- [Task description]: Find the lines holding the string "Permission" in the data, then copy all of them.

# Excerpted data start

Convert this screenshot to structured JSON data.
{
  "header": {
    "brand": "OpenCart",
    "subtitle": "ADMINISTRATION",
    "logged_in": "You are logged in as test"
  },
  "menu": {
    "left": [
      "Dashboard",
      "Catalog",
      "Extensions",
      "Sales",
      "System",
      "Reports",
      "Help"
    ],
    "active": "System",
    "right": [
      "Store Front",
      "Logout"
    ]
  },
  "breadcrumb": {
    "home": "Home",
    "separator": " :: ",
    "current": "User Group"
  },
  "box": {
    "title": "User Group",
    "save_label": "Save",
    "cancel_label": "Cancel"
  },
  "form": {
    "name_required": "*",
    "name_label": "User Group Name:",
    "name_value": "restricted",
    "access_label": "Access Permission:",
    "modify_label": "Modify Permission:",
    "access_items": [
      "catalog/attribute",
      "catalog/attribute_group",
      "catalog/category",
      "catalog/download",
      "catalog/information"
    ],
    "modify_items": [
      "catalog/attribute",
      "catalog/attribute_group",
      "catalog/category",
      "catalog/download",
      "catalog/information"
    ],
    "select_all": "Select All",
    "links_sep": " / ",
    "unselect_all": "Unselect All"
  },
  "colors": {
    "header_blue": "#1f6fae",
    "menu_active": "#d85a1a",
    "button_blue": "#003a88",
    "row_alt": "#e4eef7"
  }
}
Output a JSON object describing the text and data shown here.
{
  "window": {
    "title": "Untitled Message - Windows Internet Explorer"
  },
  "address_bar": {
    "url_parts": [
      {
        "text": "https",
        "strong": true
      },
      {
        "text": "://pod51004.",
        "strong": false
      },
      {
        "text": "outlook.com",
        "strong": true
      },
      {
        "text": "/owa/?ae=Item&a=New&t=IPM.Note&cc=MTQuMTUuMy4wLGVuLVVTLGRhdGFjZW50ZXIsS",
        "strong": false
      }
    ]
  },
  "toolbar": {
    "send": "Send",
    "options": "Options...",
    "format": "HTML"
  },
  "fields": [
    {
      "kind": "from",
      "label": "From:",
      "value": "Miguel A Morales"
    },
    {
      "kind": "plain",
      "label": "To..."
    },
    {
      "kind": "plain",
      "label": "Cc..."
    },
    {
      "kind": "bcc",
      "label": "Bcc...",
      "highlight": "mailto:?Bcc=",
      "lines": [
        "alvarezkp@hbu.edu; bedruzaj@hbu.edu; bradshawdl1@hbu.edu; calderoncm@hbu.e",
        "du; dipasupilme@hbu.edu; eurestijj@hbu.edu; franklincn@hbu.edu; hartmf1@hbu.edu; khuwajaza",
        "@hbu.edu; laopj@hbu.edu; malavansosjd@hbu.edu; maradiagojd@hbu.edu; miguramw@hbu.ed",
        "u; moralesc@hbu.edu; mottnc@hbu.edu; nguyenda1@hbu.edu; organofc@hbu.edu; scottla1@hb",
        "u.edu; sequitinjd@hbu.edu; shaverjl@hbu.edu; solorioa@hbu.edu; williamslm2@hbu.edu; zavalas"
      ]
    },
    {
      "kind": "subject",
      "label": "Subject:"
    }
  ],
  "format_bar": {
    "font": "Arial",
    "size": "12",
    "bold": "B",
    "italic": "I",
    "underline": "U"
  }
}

# Excerpted data end

- [The reply]:
    "access_label": "Access Permission:",
    "modify_label": "Modify Permission:",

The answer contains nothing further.